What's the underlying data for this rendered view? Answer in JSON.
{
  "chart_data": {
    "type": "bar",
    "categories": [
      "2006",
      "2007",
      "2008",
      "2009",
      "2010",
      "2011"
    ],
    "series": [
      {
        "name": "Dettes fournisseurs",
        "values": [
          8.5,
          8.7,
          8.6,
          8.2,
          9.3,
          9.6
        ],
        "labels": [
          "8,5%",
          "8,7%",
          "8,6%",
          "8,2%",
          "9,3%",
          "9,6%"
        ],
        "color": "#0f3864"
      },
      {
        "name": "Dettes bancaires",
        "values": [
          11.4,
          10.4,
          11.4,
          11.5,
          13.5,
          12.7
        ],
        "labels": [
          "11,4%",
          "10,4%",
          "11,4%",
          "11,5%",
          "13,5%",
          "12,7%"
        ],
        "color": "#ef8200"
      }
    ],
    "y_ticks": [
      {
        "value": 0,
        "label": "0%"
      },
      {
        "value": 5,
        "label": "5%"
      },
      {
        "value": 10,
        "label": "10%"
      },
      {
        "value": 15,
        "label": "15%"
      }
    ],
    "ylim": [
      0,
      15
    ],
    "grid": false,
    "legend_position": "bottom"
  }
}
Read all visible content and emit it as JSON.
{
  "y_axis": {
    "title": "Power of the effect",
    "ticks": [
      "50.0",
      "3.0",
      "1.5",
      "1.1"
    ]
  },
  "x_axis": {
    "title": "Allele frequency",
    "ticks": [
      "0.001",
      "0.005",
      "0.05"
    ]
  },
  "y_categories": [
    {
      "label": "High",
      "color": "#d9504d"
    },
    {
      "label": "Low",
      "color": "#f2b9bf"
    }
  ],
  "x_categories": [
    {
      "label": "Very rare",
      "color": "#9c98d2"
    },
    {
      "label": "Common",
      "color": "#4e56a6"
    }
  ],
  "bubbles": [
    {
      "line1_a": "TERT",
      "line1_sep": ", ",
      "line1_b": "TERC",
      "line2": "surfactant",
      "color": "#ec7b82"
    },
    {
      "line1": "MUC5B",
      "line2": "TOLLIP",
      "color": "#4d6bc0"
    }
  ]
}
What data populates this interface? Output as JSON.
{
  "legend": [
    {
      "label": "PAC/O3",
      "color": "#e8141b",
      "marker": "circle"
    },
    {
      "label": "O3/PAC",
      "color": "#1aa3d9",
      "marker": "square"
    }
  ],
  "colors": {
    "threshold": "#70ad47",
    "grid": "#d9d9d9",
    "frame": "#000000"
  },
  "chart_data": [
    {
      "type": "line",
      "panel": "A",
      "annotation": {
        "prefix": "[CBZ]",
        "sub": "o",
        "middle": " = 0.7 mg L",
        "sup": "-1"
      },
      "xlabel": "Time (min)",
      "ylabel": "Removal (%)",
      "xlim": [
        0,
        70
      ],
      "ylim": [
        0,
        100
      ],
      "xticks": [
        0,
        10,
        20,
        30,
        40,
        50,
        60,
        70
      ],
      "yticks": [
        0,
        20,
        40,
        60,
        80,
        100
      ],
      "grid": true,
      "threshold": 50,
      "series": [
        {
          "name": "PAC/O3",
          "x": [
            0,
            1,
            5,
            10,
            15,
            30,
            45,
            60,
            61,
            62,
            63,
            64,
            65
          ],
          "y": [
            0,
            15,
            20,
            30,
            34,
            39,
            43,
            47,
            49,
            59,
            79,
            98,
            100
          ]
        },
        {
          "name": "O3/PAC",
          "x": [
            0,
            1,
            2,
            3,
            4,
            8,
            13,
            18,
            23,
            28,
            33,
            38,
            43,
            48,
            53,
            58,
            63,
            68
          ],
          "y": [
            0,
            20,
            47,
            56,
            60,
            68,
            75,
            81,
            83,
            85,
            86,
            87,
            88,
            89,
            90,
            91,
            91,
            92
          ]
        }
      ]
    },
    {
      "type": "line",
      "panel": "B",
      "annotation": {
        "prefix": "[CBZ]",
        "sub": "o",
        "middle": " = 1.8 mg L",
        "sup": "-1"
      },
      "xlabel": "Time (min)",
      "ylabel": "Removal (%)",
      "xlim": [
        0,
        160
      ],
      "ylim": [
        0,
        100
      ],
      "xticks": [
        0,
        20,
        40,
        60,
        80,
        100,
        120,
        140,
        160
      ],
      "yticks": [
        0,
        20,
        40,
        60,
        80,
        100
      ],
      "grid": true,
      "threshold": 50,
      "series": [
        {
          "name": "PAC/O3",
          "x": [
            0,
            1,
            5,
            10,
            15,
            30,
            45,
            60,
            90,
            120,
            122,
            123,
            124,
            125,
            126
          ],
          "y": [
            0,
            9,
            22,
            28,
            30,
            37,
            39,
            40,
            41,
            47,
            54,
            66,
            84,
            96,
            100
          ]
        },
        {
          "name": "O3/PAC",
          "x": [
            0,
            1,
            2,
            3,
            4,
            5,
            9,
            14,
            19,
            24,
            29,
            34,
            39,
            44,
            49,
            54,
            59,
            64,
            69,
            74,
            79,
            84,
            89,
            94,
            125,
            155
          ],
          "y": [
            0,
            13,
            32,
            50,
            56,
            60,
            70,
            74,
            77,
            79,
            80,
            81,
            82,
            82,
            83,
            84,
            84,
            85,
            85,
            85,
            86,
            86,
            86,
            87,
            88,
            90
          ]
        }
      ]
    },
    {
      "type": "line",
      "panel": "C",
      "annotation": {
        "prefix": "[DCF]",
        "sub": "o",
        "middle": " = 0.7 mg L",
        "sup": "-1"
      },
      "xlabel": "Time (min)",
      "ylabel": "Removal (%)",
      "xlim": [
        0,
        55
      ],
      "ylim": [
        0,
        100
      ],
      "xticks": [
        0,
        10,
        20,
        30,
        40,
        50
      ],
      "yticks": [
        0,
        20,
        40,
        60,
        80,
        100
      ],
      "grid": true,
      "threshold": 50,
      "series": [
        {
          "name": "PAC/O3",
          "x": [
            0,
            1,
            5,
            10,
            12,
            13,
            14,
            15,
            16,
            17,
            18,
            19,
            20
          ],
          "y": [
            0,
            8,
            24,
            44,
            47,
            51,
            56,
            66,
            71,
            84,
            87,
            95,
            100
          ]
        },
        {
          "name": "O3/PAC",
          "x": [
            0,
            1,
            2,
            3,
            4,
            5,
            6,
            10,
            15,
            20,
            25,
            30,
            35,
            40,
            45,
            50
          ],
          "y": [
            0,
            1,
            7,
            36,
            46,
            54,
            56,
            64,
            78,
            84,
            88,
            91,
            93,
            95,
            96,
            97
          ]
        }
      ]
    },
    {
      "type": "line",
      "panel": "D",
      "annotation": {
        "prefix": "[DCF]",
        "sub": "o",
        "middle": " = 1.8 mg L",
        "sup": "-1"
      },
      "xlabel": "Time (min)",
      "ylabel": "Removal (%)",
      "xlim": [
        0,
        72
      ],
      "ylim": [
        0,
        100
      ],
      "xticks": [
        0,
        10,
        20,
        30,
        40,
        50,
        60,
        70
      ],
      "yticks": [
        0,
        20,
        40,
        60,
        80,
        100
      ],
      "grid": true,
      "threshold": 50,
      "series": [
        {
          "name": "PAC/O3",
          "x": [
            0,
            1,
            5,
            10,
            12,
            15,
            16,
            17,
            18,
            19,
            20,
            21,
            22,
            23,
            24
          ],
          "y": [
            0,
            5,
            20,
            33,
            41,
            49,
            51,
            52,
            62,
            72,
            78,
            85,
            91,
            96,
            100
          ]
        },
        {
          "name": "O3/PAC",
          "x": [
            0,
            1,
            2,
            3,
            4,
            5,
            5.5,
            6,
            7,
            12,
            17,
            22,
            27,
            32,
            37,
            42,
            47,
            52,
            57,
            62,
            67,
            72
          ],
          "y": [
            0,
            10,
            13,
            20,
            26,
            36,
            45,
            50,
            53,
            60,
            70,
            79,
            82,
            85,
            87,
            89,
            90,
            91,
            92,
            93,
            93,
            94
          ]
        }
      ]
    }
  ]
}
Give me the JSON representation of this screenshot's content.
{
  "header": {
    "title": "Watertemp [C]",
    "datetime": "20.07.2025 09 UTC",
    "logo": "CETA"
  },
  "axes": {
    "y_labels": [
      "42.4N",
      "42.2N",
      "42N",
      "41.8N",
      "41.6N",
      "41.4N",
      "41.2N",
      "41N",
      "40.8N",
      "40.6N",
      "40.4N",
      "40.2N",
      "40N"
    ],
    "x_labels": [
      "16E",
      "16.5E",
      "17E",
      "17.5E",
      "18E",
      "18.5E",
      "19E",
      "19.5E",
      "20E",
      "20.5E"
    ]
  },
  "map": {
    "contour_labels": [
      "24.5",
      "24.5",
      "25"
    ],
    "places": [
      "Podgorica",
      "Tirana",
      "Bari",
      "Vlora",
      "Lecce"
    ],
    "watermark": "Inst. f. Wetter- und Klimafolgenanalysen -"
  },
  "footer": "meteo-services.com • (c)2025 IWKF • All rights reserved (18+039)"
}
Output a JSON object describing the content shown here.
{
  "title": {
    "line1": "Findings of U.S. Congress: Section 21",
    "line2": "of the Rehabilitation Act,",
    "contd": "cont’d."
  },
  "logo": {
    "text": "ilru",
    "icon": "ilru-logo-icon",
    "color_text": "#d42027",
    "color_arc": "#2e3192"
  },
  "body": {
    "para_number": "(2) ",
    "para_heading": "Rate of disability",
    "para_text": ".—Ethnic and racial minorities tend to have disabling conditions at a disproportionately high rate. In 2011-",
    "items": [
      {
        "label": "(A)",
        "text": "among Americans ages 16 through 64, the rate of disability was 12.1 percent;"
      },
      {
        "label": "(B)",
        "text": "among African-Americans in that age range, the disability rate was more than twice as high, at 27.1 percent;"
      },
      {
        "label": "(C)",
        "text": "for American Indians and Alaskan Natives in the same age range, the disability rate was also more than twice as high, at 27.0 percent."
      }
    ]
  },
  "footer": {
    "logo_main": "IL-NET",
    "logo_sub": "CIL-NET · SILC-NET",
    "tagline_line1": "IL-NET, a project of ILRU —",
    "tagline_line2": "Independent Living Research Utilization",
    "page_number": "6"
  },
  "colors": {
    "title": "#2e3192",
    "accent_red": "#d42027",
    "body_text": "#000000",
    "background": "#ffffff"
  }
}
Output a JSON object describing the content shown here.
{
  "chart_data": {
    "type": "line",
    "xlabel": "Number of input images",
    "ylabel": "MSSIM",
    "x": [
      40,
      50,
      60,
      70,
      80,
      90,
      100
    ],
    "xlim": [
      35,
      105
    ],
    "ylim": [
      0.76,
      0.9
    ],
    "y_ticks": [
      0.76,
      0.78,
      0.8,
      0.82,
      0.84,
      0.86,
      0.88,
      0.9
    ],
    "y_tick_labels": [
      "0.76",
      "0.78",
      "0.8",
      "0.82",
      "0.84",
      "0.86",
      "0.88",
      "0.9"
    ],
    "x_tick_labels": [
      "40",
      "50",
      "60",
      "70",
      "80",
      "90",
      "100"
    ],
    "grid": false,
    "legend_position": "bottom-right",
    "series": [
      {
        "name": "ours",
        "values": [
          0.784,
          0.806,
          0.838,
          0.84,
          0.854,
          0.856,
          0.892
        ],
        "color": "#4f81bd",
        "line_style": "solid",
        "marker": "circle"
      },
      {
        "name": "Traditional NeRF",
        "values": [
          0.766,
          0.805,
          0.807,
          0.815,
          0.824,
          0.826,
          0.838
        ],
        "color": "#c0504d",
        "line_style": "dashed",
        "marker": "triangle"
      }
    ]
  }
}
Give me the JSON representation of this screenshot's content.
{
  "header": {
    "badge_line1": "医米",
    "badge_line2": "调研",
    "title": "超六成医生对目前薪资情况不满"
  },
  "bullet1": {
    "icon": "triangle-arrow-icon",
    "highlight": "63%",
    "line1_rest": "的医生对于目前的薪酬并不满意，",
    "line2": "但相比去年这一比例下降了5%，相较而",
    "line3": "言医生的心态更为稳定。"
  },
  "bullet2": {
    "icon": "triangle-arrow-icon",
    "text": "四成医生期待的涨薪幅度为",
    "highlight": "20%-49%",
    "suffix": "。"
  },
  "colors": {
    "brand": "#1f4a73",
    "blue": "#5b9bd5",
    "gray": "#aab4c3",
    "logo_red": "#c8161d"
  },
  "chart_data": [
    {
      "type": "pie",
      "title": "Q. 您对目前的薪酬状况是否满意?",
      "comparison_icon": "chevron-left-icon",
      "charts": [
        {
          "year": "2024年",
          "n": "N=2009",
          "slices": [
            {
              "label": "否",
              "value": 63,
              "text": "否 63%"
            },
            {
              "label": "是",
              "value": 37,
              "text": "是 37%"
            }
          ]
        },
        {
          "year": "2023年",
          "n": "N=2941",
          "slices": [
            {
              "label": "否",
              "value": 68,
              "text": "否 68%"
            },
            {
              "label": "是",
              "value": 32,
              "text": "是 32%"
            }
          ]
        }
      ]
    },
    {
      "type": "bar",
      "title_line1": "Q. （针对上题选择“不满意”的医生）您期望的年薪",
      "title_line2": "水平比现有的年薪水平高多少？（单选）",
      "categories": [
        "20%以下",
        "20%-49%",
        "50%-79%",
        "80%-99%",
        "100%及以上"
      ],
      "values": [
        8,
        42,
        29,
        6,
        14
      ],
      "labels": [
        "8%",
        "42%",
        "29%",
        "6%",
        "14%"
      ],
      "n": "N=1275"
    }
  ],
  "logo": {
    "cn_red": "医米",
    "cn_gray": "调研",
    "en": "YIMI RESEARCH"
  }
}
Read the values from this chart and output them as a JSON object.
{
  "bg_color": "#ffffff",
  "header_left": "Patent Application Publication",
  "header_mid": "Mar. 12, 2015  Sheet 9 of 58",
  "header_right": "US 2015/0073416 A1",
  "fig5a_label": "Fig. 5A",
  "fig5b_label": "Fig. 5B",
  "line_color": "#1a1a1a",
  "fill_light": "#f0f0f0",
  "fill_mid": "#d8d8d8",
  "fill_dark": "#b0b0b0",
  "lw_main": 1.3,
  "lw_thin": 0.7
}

....

__EXERCISE TASK__. Find the lines containing "range" and pull them out.

__THE RESPONSE__.
        "text": "among African-Americans in that age range, the disability rate was more than twice as high, at 27.1 percent;"
        "text": "for American Indians and Alaskan Natives in the same age range, the disability rate was also more than twice as high, at 27.0 percent."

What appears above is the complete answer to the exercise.